(Collection entries)
______

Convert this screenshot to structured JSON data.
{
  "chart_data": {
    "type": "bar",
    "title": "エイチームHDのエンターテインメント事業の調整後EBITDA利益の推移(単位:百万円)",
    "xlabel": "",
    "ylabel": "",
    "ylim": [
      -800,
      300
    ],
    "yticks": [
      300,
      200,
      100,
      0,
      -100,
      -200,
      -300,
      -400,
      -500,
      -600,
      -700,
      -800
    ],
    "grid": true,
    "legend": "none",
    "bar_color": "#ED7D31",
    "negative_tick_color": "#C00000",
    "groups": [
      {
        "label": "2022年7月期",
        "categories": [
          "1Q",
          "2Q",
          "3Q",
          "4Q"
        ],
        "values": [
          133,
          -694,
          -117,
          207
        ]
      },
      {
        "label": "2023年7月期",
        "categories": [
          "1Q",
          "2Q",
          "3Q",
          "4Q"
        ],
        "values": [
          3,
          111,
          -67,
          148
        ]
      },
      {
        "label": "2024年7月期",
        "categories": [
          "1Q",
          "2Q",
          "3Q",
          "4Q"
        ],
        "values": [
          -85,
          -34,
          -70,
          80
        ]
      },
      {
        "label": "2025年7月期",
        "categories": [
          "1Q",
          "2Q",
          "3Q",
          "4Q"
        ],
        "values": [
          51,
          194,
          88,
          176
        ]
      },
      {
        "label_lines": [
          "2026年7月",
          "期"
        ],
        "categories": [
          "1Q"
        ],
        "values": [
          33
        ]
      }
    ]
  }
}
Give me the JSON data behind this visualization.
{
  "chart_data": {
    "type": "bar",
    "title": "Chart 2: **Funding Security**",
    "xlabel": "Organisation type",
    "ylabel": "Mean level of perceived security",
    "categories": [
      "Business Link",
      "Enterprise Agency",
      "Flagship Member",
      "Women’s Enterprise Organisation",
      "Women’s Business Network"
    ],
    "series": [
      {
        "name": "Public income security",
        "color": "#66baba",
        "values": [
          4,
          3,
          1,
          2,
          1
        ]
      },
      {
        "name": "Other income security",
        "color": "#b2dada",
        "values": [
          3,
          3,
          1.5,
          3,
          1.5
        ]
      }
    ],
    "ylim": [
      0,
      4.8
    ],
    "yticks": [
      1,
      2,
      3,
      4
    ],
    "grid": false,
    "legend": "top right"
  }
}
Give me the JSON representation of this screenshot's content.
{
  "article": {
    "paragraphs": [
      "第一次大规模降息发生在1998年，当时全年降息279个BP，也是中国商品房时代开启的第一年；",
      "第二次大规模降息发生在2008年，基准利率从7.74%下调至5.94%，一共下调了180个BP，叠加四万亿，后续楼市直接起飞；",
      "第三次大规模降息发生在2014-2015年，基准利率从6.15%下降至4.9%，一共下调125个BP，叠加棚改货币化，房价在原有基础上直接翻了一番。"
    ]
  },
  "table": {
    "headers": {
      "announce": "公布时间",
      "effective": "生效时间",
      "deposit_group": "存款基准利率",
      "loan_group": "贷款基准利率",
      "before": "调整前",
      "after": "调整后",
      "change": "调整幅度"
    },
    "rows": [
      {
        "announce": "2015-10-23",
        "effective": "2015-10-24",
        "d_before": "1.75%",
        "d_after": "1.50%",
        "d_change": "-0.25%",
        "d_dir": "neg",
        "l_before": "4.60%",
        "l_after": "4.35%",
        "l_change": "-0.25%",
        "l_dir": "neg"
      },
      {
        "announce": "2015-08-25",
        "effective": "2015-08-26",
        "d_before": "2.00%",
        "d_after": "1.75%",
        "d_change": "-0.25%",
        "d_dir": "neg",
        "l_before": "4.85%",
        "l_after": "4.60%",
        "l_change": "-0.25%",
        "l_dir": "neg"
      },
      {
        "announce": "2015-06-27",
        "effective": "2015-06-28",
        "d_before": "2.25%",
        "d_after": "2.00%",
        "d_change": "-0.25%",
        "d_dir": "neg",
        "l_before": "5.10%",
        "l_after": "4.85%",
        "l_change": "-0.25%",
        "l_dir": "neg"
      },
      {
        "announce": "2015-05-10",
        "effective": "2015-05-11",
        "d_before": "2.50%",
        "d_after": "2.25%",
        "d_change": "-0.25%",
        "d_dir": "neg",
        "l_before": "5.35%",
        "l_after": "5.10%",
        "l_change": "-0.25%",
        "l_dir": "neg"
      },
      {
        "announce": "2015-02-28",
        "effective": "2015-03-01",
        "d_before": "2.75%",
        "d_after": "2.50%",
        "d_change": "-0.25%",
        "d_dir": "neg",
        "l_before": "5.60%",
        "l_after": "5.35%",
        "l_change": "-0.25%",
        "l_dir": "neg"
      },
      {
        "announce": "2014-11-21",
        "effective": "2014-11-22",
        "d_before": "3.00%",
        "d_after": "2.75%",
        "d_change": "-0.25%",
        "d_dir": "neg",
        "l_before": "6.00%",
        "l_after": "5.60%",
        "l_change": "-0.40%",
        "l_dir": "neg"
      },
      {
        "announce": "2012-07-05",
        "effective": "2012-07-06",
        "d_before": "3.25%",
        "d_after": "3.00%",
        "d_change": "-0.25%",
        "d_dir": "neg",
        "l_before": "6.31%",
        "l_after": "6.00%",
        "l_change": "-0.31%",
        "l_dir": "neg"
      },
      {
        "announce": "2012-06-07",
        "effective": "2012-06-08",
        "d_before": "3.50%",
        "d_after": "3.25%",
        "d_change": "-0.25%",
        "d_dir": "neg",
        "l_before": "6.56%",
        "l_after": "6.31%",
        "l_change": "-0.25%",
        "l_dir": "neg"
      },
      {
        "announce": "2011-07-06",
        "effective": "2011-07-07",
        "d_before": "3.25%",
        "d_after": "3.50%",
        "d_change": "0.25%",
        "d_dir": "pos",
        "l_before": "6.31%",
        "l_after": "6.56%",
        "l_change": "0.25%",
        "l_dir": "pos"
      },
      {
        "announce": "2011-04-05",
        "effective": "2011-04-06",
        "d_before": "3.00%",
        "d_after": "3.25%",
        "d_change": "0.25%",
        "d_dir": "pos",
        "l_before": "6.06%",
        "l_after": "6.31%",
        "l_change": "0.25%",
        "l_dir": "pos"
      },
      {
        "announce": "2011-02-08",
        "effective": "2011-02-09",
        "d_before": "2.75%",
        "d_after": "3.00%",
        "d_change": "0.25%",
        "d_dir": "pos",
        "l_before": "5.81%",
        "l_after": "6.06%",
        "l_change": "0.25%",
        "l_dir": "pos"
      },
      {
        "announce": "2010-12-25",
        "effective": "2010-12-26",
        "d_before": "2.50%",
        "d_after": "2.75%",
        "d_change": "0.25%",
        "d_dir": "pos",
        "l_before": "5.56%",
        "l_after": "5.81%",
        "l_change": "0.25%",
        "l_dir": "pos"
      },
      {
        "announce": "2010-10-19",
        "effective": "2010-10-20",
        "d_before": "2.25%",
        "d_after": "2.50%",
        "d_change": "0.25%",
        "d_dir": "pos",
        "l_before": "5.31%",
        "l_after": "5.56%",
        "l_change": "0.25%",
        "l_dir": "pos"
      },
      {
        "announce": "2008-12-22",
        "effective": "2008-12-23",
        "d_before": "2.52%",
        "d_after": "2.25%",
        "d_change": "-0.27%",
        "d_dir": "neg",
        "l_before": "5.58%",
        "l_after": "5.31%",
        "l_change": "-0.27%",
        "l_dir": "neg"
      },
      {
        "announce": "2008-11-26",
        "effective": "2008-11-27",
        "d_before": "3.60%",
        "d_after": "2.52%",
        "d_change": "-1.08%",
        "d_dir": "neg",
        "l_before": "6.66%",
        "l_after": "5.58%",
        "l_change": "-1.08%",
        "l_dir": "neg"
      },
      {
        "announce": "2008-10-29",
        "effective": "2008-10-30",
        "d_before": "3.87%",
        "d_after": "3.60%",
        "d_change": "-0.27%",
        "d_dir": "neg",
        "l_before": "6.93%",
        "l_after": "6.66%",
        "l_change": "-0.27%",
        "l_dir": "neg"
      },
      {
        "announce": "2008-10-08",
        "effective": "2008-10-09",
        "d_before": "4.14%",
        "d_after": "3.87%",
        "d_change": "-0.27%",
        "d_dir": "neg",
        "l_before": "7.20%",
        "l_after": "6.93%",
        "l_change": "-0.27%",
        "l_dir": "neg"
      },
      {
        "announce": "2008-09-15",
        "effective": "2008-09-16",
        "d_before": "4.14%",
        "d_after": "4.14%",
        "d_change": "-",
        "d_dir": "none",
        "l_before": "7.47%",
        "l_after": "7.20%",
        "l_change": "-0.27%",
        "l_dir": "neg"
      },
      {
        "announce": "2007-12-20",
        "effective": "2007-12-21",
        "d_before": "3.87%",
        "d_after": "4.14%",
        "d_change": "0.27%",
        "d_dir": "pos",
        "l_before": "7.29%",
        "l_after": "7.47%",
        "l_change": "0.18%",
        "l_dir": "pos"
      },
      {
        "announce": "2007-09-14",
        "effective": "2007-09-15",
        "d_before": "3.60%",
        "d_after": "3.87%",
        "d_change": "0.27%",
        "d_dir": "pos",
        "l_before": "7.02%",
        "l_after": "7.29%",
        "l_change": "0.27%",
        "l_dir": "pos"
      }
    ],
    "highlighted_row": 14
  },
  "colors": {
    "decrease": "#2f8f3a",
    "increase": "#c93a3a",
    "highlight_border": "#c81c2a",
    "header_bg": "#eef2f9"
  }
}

______

• **The task**: Go through the material line by line. Show each line that contains the string "income".

• **Exercise response**:
        "name": "Public income security",
        "name": "Other income security",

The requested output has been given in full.